### STORED ROWS
○ ○ ○ ○ ○

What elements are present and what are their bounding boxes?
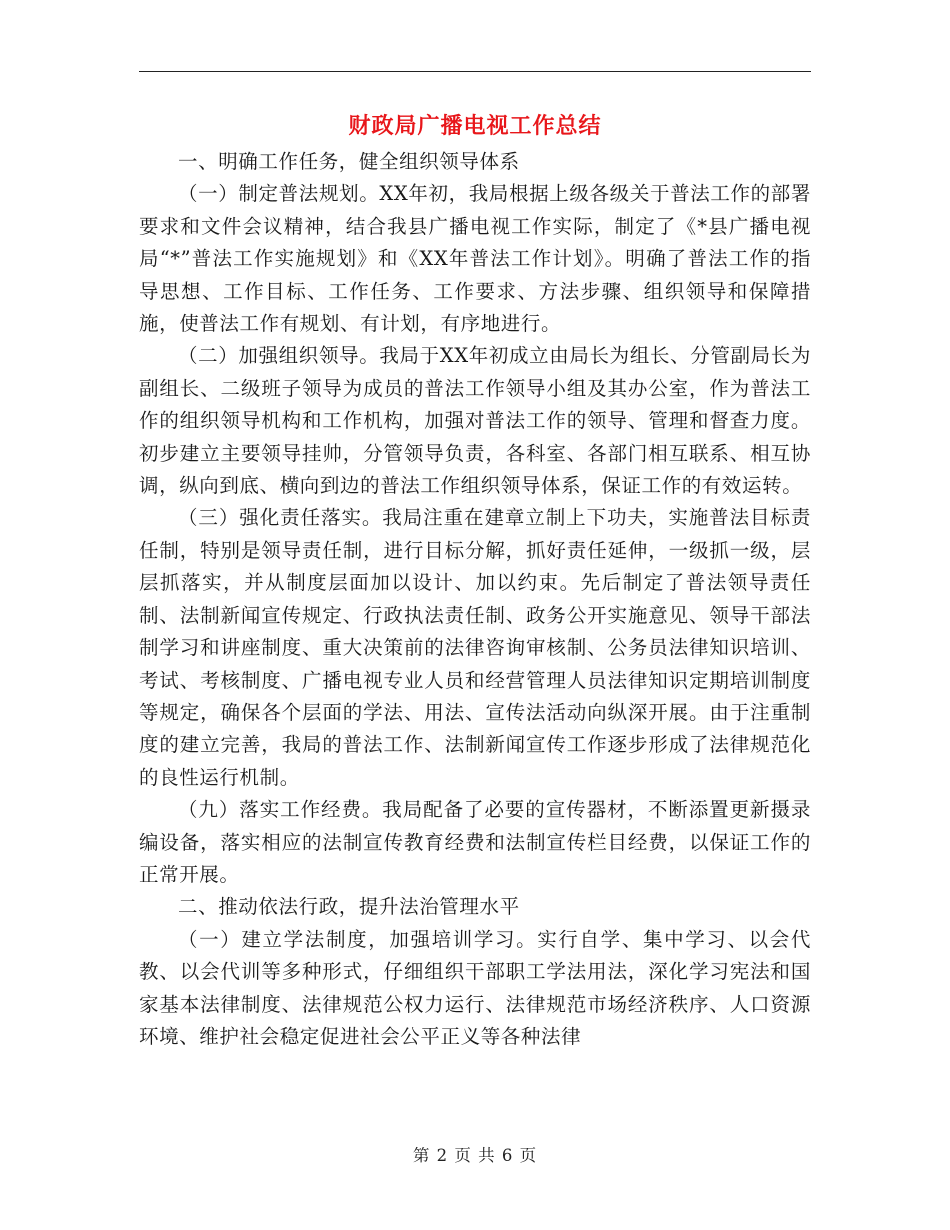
page-number: 第 2 页 共 6 页 (412, 1146, 538, 1165)
paragraph: （一）建立学法制度，加强培训学习。实行自学、集中学习、以会代教、以会代训等多种形式，仔细组织干部职工学法用法，深化学习宪法和国家基本法律制度、法律规范公权力运行、法律规范市场经济秩序、人口资源环境、维护社会稳定促进社会公平正义等各种法律 (139, 927, 811, 1048)
section-heading-1: 一、明确工作任务，健全组织领导体系 (178, 150, 520, 173)
document-body (139, 146, 811, 1053)
paragraph: （九）落实工作经费。我局配备了必要的宣传器材，不断添置更新摄录编设备，落实相应的法制宣传教育经费和法制宣传栏目经费，以保证工作的正常开展。 (139, 798, 811, 886)
paragraph: （一）制定普法规划。XX年初，我局根据上级各级关于普法工作的部署要求和文件会议精神，结合我县广播电视工作实际，制定了《*县广播电视局“*”普法工作实施规划》和《XX年普法工作计划》。明确了普法工作的指导思想、工作目标、工作任务、工作要求、方法步骤、组织领导和保障措施，使普法工作有规划、有计划，有序地进行。 (139, 182, 811, 336)
paragraph: （二）加强组织领导。我局于XX年初成立由局长为组长、分管副局长为副组长、二级班子领导为成员的普法工作领导小组及其办公室，作为普法工作的组织领导机构和工作机构，加强对普法工作的领导、管理和督查力度。初步建立主要领导挂帅，分管领导负责，各科室、各部门相互联系、相互协调，纵向到底、横向到边的普法工作组织领导体系，保证工作的有效运转。 (139, 344, 811, 498)
paragraph: （三）强化责任落实。我局注重在建章立制上下功夫，实施普法目标责任制，特别是领导责任制，进行目标分解，抓好责任延伸，一级抓一级，层层抓落实，并从制度层面加以设计、加以约束。先后制定了普法领导责任制、法制新闻宣传规定、行政执法责任制、政务公开实施意见、领导干部法制学习和讲座制度、重大决策前的法律咨询审核制、公务员法律知识培训、考试、考核制度、广播电视专业人员和经营管理人员法律知识定期培训制度等规定，确保各个层面的学法、用法、宣传法活动向纵深开展。由于注重制度的建立完善，我局的普法工作、法制新闻宣传工作逐步形成了法律规范化的良性运行机制。 (139, 506, 811, 789)
section-heading-2: 二、推动依法行政，提升法治管理水平 (178, 895, 520, 919)
document-title: 财政局广播电视工作总结 (348, 113, 602, 139)
header-rule (139, 71, 811, 72)
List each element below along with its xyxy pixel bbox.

○ ○ ○ ○ ○

### TO DO
Can you give these lines again with every "我局" changed to "本局", keeping everything else the same and leaving out the pictures?

### COMPLETED EXERCISE
What elements are present and what are their bounding boxes?
page-number: 第 2 页 共 6 页 (412, 1146, 538, 1165)
paragraph: （一）建立学法制度，加强培训学习。实行自学、集中学习、以会代教、以会代训等多种形式，仔细组织干部职工学法用法，深化学习宪法和国家基本法律制度、法律规范公权力运行、法律规范市场经济秩序、人口资源环境、维护社会稳定促进社会公平正义等各种法律 (139, 927, 811, 1048)
section-heading-1: 一、明确工作任务，健全组织领导体系 (178, 150, 520, 173)
document-body (139, 146, 811, 1053)
paragraph: （九）落实工作经费。本局配备了必要的宣传器材，不断添置更新摄录编设备，落实相应的法制宣传教育经费和法制宣传栏目经费，以保证工作的正常开展。 (139, 798, 811, 886)
paragraph: （一）制定普法规划。XX年初，本局根据上级各级关于普法工作的部署要求和文件会议精神，结合我县广播电视工作实际，制定了《*县广播电视局“*”普法工作实施规划》和《XX年普法工作计划》。明确了普法工作的指导思想、工作目标、工作任务、工作要求、方法步骤、组织领导和保障措施，使普法工作有规划、有计划，有序地进行。 (139, 182, 811, 336)
paragraph: （二）加强组织领导。本局于XX年初成立由局长为组长、分管副局长为副组长、二级班子领导为成员的普法工作领导小组及其办公室，作为普法工作的组织领导机构和工作机构，加强对普法工作的领导、管理和督查力度。初步建立主要领导挂帅，分管领导负责，各科室、各部门相互联系、相互协调，纵向到底、横向到边的普法工作组织领导体系，保证工作的有效运转。 (139, 344, 811, 498)
paragraph: （三）强化责任落实。本局注重在建章立制上下功夫，实施普法目标责任制，特别是领导责任制，进行目标分解，抓好责任延伸，一级抓一级，层层抓落实，并从制度层面加以设计、加以约束。先后制定了普法领导责任制、法制新闻宣传规定、行政执法责任制、政务公开实施意见、领导干部法制学习和讲座制度、重大决策前的法律咨询审核制、公务员法律知识培训、考试、考核制度、广播电视专业人员和经营管理人员法律知识定期培训制度等规定，确保各个层面的学法、用法、宣传法活动向纵深开展。由于注重制度的建立完善，本局的普法工作、法制新闻宣传工作逐步形成了法律规范化的良性运行机制。 (139, 506, 811, 789)
section-heading-2: 二、推动依法行政，提升法治管理水平 (178, 895, 520, 919)
document-title: 财政局广播电视工作总结 (348, 113, 602, 139)
header-rule (139, 71, 811, 72)
List each element below along with its xyxy pixel bbox.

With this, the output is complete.